## RECORDS FOR THE TASK
________________

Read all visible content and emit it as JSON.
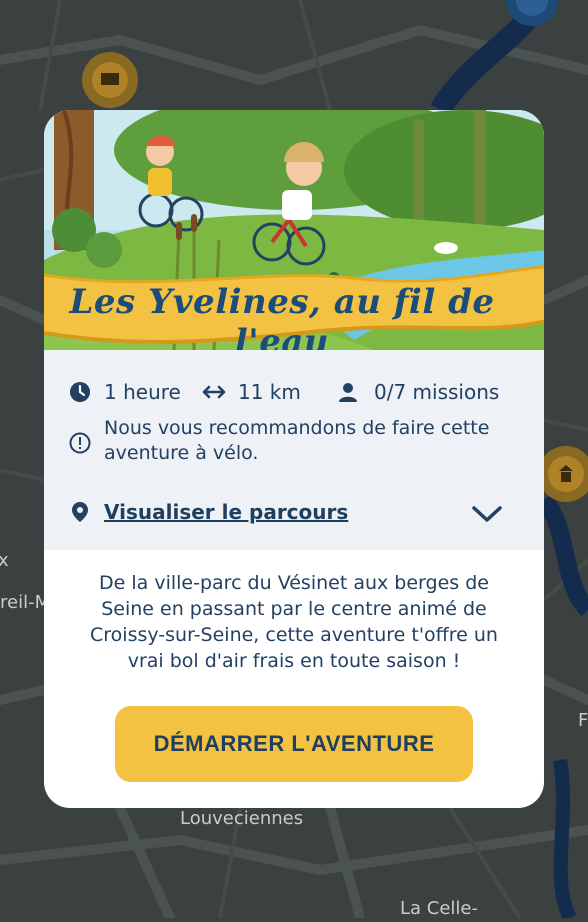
{
  "map": {
    "labels": [
      "x",
      "reil-M",
      "Louveciennes",
      "La Celle-",
      "F"
    ]
  },
  "card": {
    "title": "Les Yvelines, au fil de l'eau",
    "stats": {
      "duration": "1 heure",
      "distance": "11 km",
      "missions": "0/7 missions"
    },
    "recommendation": "Nous vous recommandons de faire cette aventure à vélo.",
    "route_link": "Visualiser le parcours",
    "description": "De la ville-parc du Vésinet aux berges de Seine en passant par le centre animé de Croissy-sur-Seine, cette aventure t'offre un vrai bol d'air frais en toute saison !",
    "cta": "DÉMARRER L'AVENTURE"
  },
  "icons": {
    "clock": "clock-icon",
    "distance": "double-arrow-icon",
    "missions": "user-icon",
    "info": "info-circle-icon",
    "location": "location-pin-icon",
    "expand": "chevron-down-icon"
  },
  "colors": {
    "primary": "#234063",
    "accent": "#f3c242",
    "map_background": "#3b4040"
  }
}
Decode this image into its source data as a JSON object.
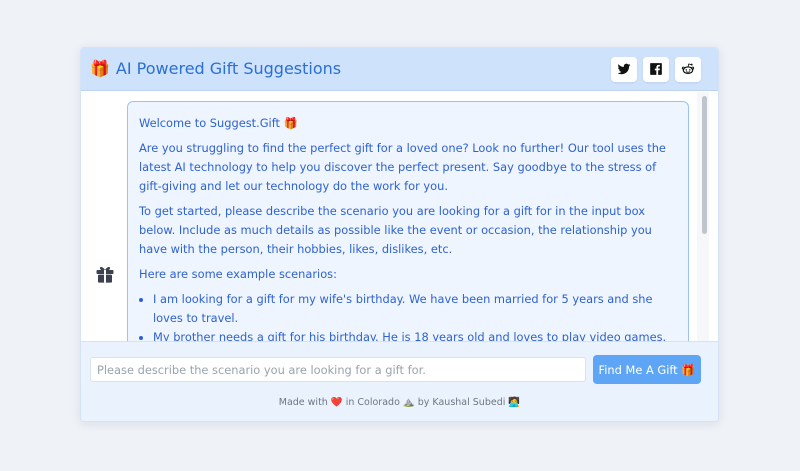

________________

## WHAT TO PRODUCE
Every record above must be given again exactly; drop the pictures.

## IN RESPONSE
Read all visible content and emit it as JSON.
{
  "map": {
    "labels": [
      "x",
      "reil-M",
      "Louveciennes",
      "La Celle-",
      "F"
    ]
  },
  "card": {
    "title": "Les Yvelines, au fil de l'eau",
    "stats": {
      "duration": "1 heure",
      "distance": "11 km",
      "missions": "0/7 missions"
    },
    "recommendation": "Nous vous recommandons de faire cette aventure à vélo.",
    "route_link": "Visualiser le parcours",
    "description": "De la ville-parc du Vésinet aux berges de Seine en passant par le centre animé de Croissy-sur-Seine, cette aventure t'offre un vrai bol d'air frais en toute saison !",
    "cta": "DÉMARRER L'AVENTURE"
  },
  "icons": {
    "clock": "clock-icon",
    "distance": "double-arrow-icon",
    "missions": "user-icon",
    "info": "info-circle-icon",
    "location": "location-pin-icon",
    "expand": "chevron-down-icon"
  },
  "colors": {
    "primary": "#234063",
    "accent": "#f3c242",
    "map_background": "#3b4040"
  }
}
Decode this image into its source data as a JSON object.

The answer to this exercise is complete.